[Start Items]

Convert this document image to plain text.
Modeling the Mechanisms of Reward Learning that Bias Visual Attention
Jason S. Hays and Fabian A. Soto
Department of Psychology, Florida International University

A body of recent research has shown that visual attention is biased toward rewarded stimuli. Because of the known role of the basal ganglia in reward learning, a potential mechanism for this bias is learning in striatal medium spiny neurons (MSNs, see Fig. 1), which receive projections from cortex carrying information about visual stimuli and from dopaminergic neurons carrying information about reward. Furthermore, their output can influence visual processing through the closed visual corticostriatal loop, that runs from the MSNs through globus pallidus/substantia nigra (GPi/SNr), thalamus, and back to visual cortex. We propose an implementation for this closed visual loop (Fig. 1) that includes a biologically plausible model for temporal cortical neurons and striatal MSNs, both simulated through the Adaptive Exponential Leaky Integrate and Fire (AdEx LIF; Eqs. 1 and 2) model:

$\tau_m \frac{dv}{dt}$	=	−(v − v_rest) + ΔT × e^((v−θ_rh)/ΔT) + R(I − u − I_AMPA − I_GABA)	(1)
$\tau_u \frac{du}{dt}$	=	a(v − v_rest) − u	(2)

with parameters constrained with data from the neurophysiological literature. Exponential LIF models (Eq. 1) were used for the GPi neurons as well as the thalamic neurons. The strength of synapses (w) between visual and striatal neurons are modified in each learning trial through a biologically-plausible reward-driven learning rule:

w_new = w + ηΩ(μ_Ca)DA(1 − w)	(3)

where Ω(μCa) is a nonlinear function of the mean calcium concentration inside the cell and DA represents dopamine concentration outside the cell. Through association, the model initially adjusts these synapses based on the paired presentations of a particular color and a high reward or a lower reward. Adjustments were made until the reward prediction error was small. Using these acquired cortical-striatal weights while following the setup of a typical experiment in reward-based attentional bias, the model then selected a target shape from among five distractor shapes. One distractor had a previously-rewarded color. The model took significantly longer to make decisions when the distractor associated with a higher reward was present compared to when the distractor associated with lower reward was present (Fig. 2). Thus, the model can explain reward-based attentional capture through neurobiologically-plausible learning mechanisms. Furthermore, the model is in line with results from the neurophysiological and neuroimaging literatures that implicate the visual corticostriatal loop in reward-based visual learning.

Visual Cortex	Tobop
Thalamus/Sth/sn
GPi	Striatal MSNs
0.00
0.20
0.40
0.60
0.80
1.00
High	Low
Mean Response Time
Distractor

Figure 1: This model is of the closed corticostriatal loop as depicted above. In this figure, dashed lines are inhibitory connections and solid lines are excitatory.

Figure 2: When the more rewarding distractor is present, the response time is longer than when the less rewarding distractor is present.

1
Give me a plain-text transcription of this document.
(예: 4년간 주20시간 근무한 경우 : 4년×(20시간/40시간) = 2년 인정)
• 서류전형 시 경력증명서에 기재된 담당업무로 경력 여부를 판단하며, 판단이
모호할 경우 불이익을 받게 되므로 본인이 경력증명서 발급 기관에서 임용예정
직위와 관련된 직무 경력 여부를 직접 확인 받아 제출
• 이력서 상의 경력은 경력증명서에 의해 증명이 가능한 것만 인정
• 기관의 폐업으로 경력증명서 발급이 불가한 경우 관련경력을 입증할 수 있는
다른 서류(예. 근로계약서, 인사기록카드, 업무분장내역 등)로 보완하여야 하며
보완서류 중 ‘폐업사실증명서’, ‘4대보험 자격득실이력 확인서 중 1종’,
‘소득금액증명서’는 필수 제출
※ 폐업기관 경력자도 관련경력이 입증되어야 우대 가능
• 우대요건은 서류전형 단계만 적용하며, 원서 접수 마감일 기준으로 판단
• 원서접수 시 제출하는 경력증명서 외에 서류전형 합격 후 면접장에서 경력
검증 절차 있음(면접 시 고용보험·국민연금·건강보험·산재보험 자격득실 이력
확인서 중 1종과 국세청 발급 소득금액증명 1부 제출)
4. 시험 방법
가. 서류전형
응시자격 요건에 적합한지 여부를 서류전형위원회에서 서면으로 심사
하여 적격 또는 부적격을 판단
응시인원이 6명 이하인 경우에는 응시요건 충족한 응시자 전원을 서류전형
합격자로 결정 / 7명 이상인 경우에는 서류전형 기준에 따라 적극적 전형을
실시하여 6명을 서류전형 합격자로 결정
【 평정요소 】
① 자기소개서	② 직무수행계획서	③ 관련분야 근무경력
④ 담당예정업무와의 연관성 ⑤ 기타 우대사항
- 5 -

[End Items]

▶ [Task statement]: Go through the records and show every line with the string "were" in it.

▶ [Response for this exercise]:
with parameters constrained with data from the neurophysiological literature. Exponential LIF models (Eq. 1) were used for the GPi neurons as well as the thalamic neurons. The strength of synapses (w) between visual and striatal neurons are modified in each learning trial through a biologically-plausible reward-driven learning rule:
where Ω(μCa) is a nonlinear function of the mean calcium concentration inside the cell and DA represents dopamine concentration outside the cell. Through association, the model initially adjusts these synapses based on the paired presentations of a particular color and a high reward or a lower reward. Adjustments were made until the reward prediction error was small. Using these acquired cortical-striatal weights while following the setup of a typical experiment in reward-based attentional bias, the model then selected a target shape from among five distractor shapes. One distractor had a previously-rewarded color. The model took significantly longer to make decisions when the distractor associated with a higher reward was present compared to when the distractor associated with lower reward was present (Fig. 2). Thus, the model can explain reward-based attentional capture through neurobiologically-plausible learning mechanisms. Furthermore, the model is in line with results from the neurophysiological and neuroimaging literatures that implicate the visual corticostriatal loop in reward-based visual learning.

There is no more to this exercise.